(Work instructions):
Copy the entries word for word, from the start through the line containing "The ND-line 124 is at (618, 283).", and nothing past it.

(Exercise data):
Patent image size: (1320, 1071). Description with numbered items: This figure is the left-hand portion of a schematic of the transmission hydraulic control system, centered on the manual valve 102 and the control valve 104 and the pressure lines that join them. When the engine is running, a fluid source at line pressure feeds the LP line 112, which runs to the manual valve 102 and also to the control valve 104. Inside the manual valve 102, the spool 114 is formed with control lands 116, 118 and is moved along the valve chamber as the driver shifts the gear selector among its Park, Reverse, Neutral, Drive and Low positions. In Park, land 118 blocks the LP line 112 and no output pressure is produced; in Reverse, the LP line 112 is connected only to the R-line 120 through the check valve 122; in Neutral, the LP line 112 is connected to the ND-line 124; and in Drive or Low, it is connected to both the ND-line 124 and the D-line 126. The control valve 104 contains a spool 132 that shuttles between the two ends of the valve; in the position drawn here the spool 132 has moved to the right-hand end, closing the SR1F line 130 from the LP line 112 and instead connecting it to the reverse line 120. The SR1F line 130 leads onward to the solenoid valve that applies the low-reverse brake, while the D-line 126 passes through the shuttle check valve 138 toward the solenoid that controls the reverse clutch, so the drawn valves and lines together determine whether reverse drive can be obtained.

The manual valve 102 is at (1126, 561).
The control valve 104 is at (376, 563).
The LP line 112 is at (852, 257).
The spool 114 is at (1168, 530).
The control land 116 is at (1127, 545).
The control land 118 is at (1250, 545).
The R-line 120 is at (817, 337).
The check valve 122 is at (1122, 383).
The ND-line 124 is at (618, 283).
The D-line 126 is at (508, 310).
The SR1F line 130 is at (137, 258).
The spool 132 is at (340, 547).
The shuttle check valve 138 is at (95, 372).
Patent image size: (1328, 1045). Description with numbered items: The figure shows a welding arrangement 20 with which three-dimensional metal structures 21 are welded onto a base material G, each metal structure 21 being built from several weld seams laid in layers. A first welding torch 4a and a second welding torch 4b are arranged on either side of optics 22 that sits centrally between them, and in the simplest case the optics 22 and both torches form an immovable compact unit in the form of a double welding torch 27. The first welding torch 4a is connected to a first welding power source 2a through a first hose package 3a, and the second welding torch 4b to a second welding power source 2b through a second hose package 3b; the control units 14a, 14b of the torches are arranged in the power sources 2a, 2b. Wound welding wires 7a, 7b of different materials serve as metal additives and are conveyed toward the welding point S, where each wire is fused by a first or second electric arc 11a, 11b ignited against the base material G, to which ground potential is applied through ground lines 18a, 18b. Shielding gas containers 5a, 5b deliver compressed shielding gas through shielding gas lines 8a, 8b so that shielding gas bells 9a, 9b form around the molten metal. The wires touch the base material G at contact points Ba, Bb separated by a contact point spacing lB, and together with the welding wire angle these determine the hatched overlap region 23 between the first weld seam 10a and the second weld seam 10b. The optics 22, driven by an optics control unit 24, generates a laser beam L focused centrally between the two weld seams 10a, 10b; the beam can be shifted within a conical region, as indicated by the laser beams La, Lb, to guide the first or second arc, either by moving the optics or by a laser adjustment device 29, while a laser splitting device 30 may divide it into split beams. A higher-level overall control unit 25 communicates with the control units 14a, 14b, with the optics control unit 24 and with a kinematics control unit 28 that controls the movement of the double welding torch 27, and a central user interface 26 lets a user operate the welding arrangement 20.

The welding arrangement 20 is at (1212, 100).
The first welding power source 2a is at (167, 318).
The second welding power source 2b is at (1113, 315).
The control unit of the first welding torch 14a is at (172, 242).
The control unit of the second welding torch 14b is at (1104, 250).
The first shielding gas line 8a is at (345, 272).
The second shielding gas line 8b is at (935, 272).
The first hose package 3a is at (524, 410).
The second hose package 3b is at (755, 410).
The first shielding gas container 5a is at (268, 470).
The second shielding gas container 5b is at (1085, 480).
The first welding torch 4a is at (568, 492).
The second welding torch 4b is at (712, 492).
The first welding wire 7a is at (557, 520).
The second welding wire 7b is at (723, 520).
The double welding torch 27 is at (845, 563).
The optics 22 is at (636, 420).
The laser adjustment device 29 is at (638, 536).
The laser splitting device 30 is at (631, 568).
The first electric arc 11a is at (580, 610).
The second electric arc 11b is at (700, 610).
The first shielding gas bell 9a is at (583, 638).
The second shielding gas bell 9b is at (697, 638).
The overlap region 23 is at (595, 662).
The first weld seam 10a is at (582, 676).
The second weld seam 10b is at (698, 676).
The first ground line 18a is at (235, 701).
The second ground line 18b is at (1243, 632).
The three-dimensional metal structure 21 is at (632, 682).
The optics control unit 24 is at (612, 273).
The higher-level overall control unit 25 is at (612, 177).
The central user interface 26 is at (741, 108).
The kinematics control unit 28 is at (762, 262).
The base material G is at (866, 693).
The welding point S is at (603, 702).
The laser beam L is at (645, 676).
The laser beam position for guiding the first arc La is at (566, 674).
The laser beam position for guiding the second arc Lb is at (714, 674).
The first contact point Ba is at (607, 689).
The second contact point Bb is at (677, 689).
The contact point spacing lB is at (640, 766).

(Worked answer):
Patent image size: (1320, 1071). Description with numbered items: This figure is the left-hand portion of a schematic of the transmission hydraulic control system, centered on the manual valve 102 and the control valve 104 and the pressure lines that join them. When the engine is running, a fluid source at line pressure feeds the LP line 112, which runs to the manual valve 102 and also to the control valve 104. Inside the manual valve 102, the spool 114 is formed with control lands 116, 118 and is moved along the valve chamber as the driver shifts the gear selector among its Park, Reverse, Neutral, Drive and Low positions. In Park, land 118 blocks the LP line 112 and no output pressure is produced; in Reverse, the LP line 112 is connected only to the R-line 120 through the check valve 122; in Neutral, the LP line 112 is connected to the ND-line 124; and in Drive or Low, it is connected to both the ND-line 124 and the D-line 126. The control valve 104 contains a spool 132 that shuttles between the two ends of the valve; in the position drawn here the spool 132 has moved to the right-hand end, closing the SR1F line 130 from the LP line 112 and instead connecting it to the reverse line 120. The SR1F line 130 leads onward to the solenoid valve that applies the low-reverse brake, while the D-line 126 passes through the shuttle check valve 138 toward the solenoid that controls the reverse clutch, so the drawn valves and lines together determine whether reverse drive can be obtained.

The manual valve 102 is at (1126, 561).
The control valve 104 is at (376, 563).
The LP line 112 is at (852, 257).
The spool 114 is at (1168, 530).
The control land 116 is at (1127, 545).
The control land 118 is at (1250, 545).
The R-line 120 is at (817, 337).
The check valve 122 is at (1122, 383).
The ND-line 124 is at (618, 283).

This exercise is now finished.